╭──

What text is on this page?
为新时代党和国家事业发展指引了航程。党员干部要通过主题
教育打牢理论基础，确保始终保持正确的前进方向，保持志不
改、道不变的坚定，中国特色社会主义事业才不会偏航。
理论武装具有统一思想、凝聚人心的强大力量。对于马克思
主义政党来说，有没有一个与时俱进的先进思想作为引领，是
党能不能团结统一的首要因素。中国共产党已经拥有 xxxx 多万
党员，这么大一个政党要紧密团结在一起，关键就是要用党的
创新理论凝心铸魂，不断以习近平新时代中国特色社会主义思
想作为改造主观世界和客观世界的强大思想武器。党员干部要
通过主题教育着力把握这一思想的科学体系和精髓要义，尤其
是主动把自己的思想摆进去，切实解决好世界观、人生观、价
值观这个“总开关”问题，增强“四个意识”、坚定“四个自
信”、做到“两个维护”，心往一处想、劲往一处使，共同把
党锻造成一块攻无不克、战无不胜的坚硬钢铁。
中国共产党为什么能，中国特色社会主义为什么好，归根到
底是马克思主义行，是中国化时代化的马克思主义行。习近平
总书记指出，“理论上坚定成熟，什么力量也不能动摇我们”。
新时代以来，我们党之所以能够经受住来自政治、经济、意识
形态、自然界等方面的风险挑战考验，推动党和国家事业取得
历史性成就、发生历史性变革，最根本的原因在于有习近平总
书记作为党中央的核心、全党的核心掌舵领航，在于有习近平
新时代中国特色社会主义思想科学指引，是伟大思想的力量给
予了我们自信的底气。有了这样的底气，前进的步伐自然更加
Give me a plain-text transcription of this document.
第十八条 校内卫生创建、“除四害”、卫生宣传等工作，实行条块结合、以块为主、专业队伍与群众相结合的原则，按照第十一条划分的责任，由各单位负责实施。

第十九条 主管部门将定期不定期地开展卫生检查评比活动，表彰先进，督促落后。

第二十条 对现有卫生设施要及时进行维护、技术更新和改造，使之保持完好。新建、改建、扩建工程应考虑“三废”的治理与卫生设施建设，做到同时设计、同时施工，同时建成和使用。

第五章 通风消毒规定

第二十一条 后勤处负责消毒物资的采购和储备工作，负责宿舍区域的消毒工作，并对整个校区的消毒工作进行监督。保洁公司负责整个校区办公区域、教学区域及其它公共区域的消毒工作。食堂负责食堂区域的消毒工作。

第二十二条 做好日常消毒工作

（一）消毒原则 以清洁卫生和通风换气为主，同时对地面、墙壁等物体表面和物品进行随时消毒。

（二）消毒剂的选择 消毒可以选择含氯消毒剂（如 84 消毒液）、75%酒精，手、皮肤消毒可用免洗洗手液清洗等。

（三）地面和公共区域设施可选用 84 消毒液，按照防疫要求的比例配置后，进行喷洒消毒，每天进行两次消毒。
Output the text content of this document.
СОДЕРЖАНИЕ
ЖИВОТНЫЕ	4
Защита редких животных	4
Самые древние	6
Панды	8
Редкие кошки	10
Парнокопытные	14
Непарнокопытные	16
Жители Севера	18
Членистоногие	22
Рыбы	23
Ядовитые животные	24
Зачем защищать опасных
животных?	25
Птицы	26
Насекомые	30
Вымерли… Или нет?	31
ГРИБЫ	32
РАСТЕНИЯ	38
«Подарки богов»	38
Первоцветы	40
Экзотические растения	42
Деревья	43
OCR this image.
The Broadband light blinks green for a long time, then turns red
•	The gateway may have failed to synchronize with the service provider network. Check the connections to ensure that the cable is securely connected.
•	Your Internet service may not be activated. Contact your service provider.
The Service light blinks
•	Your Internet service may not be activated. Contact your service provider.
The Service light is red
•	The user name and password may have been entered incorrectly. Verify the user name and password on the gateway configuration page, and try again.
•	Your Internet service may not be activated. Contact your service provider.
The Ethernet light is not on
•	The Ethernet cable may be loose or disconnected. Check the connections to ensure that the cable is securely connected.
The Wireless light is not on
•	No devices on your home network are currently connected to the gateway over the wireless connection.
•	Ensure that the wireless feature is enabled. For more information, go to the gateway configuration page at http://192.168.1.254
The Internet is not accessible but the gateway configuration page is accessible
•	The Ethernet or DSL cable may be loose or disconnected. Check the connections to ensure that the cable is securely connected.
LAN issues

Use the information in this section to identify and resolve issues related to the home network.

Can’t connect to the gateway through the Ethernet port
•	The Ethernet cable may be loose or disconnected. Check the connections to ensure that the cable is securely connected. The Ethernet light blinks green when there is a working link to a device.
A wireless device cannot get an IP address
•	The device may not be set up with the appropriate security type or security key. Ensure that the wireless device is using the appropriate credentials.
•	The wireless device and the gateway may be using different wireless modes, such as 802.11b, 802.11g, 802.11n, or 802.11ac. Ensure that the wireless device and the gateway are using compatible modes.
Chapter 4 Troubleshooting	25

╰──

◆ Stated problem ◆
Using the listing above, list every line in which the string "Check" occurs.

◆ Solved problem ◆
•	The gateway may have failed to synchronize with the service provider network. Check the connections to ensure that the cable is securely connected.
•	The Ethernet cable may be loose or disconnected. Check the connections to ensure that the cable is securely connected.
•	The Ethernet or DSL cable may be loose or disconnected. Check the connections to ensure that the cable is securely connected.
•	The Ethernet cable may be loose or disconnected. Check the connections to ensure that the cable is securely connected. The Ethernet light blinks green when there is a working link to a device.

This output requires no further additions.